What is being asked
Repeat the records exactly. Every line must match.

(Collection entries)
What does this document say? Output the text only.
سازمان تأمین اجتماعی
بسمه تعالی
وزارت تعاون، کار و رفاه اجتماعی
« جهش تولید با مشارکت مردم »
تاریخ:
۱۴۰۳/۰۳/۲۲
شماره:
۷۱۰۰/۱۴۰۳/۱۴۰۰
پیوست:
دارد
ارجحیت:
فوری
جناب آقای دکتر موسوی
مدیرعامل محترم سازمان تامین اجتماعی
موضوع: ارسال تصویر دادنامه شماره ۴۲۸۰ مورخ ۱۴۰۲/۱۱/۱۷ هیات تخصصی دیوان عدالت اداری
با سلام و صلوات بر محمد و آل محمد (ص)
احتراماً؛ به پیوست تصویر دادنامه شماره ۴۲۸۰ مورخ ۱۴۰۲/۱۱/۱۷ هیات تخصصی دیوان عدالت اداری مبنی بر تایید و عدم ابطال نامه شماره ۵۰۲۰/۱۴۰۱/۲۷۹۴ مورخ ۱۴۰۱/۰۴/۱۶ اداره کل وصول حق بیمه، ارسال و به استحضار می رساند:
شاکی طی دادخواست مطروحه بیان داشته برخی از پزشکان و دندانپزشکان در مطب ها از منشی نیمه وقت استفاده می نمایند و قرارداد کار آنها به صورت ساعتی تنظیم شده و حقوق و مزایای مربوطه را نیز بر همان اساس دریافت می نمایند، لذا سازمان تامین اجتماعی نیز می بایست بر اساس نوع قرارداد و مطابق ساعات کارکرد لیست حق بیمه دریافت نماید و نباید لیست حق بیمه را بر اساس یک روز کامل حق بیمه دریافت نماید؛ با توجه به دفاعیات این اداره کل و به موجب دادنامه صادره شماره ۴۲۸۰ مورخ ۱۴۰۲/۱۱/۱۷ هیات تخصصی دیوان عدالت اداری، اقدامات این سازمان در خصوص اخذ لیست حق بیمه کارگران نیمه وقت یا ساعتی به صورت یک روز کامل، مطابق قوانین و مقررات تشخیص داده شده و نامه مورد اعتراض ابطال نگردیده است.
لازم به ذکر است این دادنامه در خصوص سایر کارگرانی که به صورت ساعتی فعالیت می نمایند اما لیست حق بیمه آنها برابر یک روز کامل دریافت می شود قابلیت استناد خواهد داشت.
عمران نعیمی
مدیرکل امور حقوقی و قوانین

Exercise answer
What does this document say? Output the text only.
سازمان تأمین اجتماعی
بسمه تعالی
وزارت تعاون، کار و رفاه اجتماعی
« جهش تولید با مشارکت مردم »
تاریخ:
۱۴۰۳/۰۳/۲۲
شماره:
۷۱۰۰/۱۴۰۳/۱۴۰۰
پیوست:
دارد
ارجحیت:
فوری
جناب آقای دکتر موسوی
مدیرعامل محترم سازمان تامین اجتماعی
موضوع: ارسال تصویر دادنامه شماره ۴۲۸۰ مورخ ۱۴۰۲/۱۱/۱۷ هیات تخصصی دیوان عدالت اداری
با سلام و صلوات بر محمد و آل محمد (ص)
احتراماً؛ به پیوست تصویر دادنامه شماره ۴۲۸۰ مورخ ۱۴۰۲/۱۱/۱۷ هیات تخصصی دیوان عدالت اداری مبنی بر تایید و عدم ابطال نامه شماره ۵۰۲۰/۱۴۰۱/۲۷۹۴ مورخ ۱۴۰۱/۰۴/۱۶ اداره کل وصول حق بیمه، ارسال و به استحضار می رساند:
شاکی طی دادخواست مطروحه بیان داشته برخی از پزشکان و دندانپزشکان در مطب ها از منشی نیمه وقت استفاده می نمایند و قرارداد کار آنها به صورت ساعتی تنظیم شده و حقوق و مزایای مربوطه را نیز بر همان اساس دریافت می نمایند، لذا سازمان تامین اجتماعی نیز می بایست بر اساس نوع قرارداد و مطابق ساعات کارکرد لیست حق بیمه دریافت نماید و نباید لیست حق بیمه را بر اساس یک روز کامل حق بیمه دریافت نماید؛ با توجه به دفاعیات این اداره کل و به موجب دادنامه صادره شماره ۴۲۸۰ مورخ ۱۴۰۲/۱۱/۱۷ هیات تخصصی دیوان عدالت اداری، اقدامات این سازمان در خصوص اخذ لیست حق بیمه کارگران نیمه وقت یا ساعتی به صورت یک روز کامل، مطابق قوانین و مقررات تشخیص داده شده و نامه مورد اعتراض ابطال نگردیده است.
لازم به ذکر است این دادنامه در خصوص سایر کارگرانی که به صورت ساعتی فعالیت می نمایند اما لیست حق بیمه آنها برابر یک روز کامل دریافت می شود قابلیت استناد خواهد داشت.
عمران نعیمی
مدیرکل امور حقوقی و قوانین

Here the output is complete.